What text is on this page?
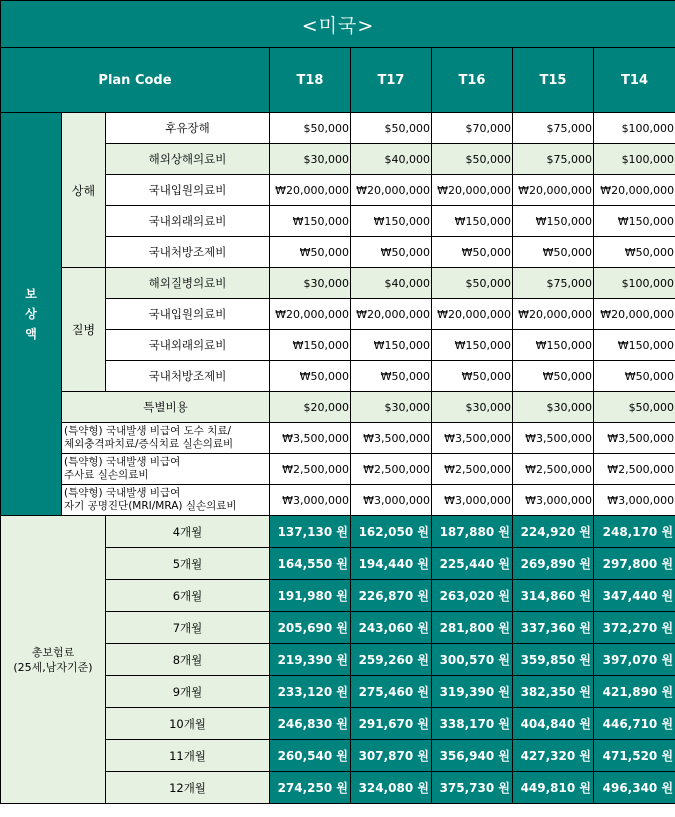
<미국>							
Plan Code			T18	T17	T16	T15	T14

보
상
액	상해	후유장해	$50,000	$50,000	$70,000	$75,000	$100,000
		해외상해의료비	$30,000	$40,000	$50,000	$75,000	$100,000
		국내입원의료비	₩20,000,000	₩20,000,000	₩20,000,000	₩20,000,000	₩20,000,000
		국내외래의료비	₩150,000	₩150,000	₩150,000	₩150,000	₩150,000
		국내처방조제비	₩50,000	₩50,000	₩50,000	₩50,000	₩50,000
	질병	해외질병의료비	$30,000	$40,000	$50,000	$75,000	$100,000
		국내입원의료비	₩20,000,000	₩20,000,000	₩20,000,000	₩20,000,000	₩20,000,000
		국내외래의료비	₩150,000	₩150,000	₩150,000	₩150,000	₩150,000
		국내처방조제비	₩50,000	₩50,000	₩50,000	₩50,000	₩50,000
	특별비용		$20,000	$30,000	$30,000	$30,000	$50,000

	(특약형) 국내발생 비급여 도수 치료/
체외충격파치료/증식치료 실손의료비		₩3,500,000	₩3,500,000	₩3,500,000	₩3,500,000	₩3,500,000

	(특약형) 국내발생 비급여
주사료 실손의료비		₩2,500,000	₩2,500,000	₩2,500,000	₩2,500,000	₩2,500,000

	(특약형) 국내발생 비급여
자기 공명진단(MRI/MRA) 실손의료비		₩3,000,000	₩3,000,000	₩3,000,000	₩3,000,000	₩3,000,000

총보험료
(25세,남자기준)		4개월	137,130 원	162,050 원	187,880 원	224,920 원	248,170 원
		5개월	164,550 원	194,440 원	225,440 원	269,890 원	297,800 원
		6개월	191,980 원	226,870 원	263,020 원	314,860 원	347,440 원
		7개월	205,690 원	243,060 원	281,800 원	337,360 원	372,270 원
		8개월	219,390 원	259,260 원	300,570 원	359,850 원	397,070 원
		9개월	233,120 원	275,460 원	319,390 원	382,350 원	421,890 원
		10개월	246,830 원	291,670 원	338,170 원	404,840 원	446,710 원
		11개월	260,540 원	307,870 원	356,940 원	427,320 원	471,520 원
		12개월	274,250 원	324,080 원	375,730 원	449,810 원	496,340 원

Exercise directions:
Nothing but the pictures may be dropped; output the records above exactly.

The result:
What text is on this page?
<미국>							
Plan Code			T18	T17	T16	T15	T14

보
상
액	상해	후유장해	$50,000	$50,000	$70,000	$75,000	$100,000
		해외상해의료비	$30,000	$40,000	$50,000	$75,000	$100,000
		국내입원의료비	₩20,000,000	₩20,000,000	₩20,000,000	₩20,000,000	₩20,000,000
		국내외래의료비	₩150,000	₩150,000	₩150,000	₩150,000	₩150,000
		국내처방조제비	₩50,000	₩50,000	₩50,000	₩50,000	₩50,000
	질병	해외질병의료비	$30,000	$40,000	$50,000	$75,000	$100,000
		국내입원의료비	₩20,000,000	₩20,000,000	₩20,000,000	₩20,000,000	₩20,000,000
		국내외래의료비	₩150,000	₩150,000	₩150,000	₩150,000	₩150,000
		국내처방조제비	₩50,000	₩50,000	₩50,000	₩50,000	₩50,000
	특별비용		$20,000	$30,000	$30,000	$30,000	$50,000

	(특약형) 국내발생 비급여 도수 치료/
체외충격파치료/증식치료 실손의료비		₩3,500,000	₩3,500,000	₩3,500,000	₩3,500,000	₩3,500,000

	(특약형) 국내발생 비급여
주사료 실손의료비		₩2,500,000	₩2,500,000	₩2,500,000	₩2,500,000	₩2,500,000

	(특약형) 국내발생 비급여
자기 공명진단(MRI/MRA) 실손의료비		₩3,000,000	₩3,000,000	₩3,000,000	₩3,000,000	₩3,000,000

총보험료
(25세,남자기준)		4개월	137,130 원	162,050 원	187,880 원	224,920 원	248,170 원
		5개월	164,550 원	194,440 원	225,440 원	269,890 원	297,800 원
		6개월	191,980 원	226,870 원	263,020 원	314,860 원	347,440 원
		7개월	205,690 원	243,060 원	281,800 원	337,360 원	372,270 원
		8개월	219,390 원	259,260 원	300,570 원	359,850 원	397,070 원
		9개월	233,120 원	275,460 원	319,390 원	382,350 원	421,890 원
		10개월	246,830 원	291,670 원	338,170 원	404,840 원	446,710 원
		11개월	260,540 원	307,870 원	356,940 원	427,320 원	471,520 원
		12개월	274,250 원	324,080 원	375,730 원	449,810 원	496,340 원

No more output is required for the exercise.